# SOURCE
According to the Dunn's approach (as SPSS carries it out) the test statistic is simply the difference in the mean values of the two samples (variables) being compared, that difference after the values were turned into ranks within cases. (It is the ranks left from Friedman's test computations, that is, ranking of the $k$ [k=3 in our example data] values within each case, with mean rank assignment for ties.) St. error of the statistic is $\sqrt{k(k+1)/(6n)}$. It divides the test statistic to yield standardized statistic $Z$ which is plugged in st. normal distribution to give the (Bonferroni yet uncorrected) 2-sided significance.

This comparison test looks very conservative. It failed to praise the pair V1-V2 as significant: Z=1.838, p=.066 despite that the omnibus Friedman is strongly significant: p=.002. In contrast, Sign test for pair V1-V2 (it will be the same irrespective whether you perform it on the raw values or on the ranks left from Friedman) has Z=3.575, p=.0004.

One reason the SPSS "Dunn's approach" is quite conservative is its st. error formula accounting for all the $k$, not 2, variables.

Another reason why it is so less powerful than the Sign test is that it bases itself on all the $n$ cases, including those with ties, while Sign test discards cases with ties; and there is many cases with ties in our data. The problem of power in conjunction with treatment of ties in tests such as Sign was observed, for example in this Q/A.

I took V1 and V2 and, for cases with ties, untied them in a random fashion (by adding negative or positive noise), and computed Sign test (now based on all $n$ cases of course). 500 such trials gave me mean Z=1.927, which is now far from Z=3.575 and much closer on the road of conservatism towards the observed Dunn's Z=1.838.

I feel myself dissatisfied with SPSS' "Dunn's" pairwise comparisons as they are too conservative/weak. We expect that if an omnibus test is significant post hoc tests will confirm it often, if not ever. In our example, even Bonferroni-uncorrected p-value could not support the omnibus conclusion.

Is SPSS at all correct in adopting the "Dunn's approach" (originally proposed for Kruskal-Wallis; see also this Q/A) for Friedman post-hoc testing? I can't say, being hardly an expert in multiple comparisons. I would encourage somebody who knows it to comment or post a really helpful answer on this thread.

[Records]
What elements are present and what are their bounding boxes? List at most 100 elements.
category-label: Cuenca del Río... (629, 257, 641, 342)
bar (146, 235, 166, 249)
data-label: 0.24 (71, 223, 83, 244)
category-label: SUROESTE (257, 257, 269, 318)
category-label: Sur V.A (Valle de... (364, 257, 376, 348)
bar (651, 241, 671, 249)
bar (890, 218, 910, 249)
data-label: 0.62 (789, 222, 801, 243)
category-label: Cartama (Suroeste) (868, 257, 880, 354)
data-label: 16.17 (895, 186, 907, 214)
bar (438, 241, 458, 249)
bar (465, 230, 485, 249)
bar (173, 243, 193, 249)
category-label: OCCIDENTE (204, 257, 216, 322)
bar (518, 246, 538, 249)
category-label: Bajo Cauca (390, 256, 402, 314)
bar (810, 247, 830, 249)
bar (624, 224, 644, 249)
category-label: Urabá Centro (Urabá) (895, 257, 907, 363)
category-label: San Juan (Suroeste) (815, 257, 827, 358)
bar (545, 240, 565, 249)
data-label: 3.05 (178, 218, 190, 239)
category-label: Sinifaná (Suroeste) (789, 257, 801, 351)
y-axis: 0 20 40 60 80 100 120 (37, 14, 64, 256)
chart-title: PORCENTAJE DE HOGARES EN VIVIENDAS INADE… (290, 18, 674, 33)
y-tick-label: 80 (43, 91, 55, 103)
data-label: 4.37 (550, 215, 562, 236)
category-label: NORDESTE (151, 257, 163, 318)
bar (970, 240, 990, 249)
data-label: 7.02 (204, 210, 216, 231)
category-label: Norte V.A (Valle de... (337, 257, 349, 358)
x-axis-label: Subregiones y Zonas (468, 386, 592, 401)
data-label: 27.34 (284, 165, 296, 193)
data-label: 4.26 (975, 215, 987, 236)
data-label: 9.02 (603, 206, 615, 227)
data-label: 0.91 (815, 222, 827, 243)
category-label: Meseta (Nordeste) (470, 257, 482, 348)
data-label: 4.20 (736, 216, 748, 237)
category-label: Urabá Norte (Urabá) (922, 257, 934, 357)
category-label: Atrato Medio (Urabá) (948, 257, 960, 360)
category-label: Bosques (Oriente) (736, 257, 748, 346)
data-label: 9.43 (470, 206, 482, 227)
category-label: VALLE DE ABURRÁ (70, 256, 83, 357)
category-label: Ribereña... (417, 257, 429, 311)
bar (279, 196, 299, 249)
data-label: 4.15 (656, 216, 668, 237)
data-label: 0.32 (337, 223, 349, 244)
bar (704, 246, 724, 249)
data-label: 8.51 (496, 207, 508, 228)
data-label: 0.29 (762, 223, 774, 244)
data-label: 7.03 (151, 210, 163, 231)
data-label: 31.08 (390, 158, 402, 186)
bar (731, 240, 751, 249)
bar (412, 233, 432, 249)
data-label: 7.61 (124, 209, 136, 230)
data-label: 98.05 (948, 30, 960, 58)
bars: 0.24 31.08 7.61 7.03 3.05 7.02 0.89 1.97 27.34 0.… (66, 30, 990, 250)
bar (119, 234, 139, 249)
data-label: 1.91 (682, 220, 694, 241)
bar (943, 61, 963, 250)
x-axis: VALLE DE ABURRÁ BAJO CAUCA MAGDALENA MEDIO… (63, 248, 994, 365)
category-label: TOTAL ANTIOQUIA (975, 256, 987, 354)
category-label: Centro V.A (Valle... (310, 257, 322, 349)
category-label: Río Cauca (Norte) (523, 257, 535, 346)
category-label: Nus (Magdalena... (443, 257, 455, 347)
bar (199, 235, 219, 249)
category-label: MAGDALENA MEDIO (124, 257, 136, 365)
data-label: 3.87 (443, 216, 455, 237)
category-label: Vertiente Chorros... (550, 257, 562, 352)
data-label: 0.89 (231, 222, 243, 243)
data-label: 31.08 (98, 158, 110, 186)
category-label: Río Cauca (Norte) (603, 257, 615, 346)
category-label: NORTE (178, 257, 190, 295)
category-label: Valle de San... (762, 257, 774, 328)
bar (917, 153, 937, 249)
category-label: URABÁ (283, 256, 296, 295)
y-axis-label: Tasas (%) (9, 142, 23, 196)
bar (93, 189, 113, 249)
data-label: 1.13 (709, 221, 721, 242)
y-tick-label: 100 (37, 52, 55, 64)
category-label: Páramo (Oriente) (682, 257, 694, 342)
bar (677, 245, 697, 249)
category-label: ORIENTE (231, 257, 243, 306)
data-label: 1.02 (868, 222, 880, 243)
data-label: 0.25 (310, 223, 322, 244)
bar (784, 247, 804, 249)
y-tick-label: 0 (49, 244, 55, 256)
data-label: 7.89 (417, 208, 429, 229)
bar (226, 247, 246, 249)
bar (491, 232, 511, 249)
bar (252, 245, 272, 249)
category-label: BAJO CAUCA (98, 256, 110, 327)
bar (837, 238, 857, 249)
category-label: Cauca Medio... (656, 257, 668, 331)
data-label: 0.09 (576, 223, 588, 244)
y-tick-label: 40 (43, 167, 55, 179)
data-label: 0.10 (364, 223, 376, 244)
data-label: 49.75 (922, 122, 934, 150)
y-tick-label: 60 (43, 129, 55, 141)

# REQUIREMENT A
In the post on SPSS's Dunn's comparisons after Friedman's test, what Z and p did the Sign test give for the pair V1-V2?
# REQUIREMENT B
Write what comes next in the post on SPSS's Dunn's comparisons after Friedman's test, starting after its last sentence.
The lines are not needed for anything here.

# TASK RESULT A
Z=3.575, p=.0004.

# TASK RESULT B
P.S. I'm quite aware that, while Friedman test can be seen as an extension of Sign test from 2 to $k$ samples (variables), a pairwise post hoc test after Friedman is not and should not be exactly the Sign test. Neither it would be Wilcoxon paired-samle test. The "Dunn's approach" (if adapted to paired-sample situation) looks plausible post hoc because it compares, without further ranking, the "horizontal" ranks obtained at Friedman and reflecting all the $k$ samples. What bothered me, though, was that the approach appeared overconservative in the example of the post.


Later Addition. To me, Dunn's approach as it is implemented after Friedman's test in SPSS is incorrect. It does not adjust for ties in the same fashion as the parent omnibus test (Friedman) does it. Actually, it does not adjust for the ties at all, while it should. (The issue of ties handling is touched in the current answer above.)

The formula of Friedman's test statistic (explained in SPSS Algorithms) is $$\chi^2= \frac{[12/(nk(k+1))]\sum^k C^2-3n(k+1)}{1-\Sigma T/[nk(k^2-1)]}$$

The denominator of the formula contains the adjustment for ties. If $k=2$ then quantity $\Sigma T/[nk(k^2-1)]$ is the proportion of cases in which the two variables are equal (tied).

Consider Friedman test performed with our variables V1 and V2 ($k=2$). The proportion of cases with ties is 287/400=.7175 and the test statistic is 13.460, df=1 with significance p=.00024. But the "Dunn's" comparison computed following SPSS formulas will be

Sample1  Sample2  MeanRank1 MeanRank2 TestStat  StError   Z    Sig2side  AdjSig
  V1       V2      1.54875   1.45125   .0975     .0500  1.9500  .05118  .05118

Nonsignificant. Why? No proper (Friedman style) adjustment for ties was done.

In the presense of only $k=2$ samples in data a correct post hoc pairwise comparison test must give the same result (statistic and p-value) as the omnibus test - it is actually a property which proves that the post hoc test corresponds (is isomorphic) to the parent omnibus test. It is indeed so with Kruskal-Wallis test and Dunn's test - just program it following SPSS Algorithms and test with V1 and V2 as two independent groups, and you'll get same p=.0153 both for KW and for Dunn. But we saw that a similar equivalence is absent in relations between Friedman test and "Dunn's approach" post-Friedman comparison test.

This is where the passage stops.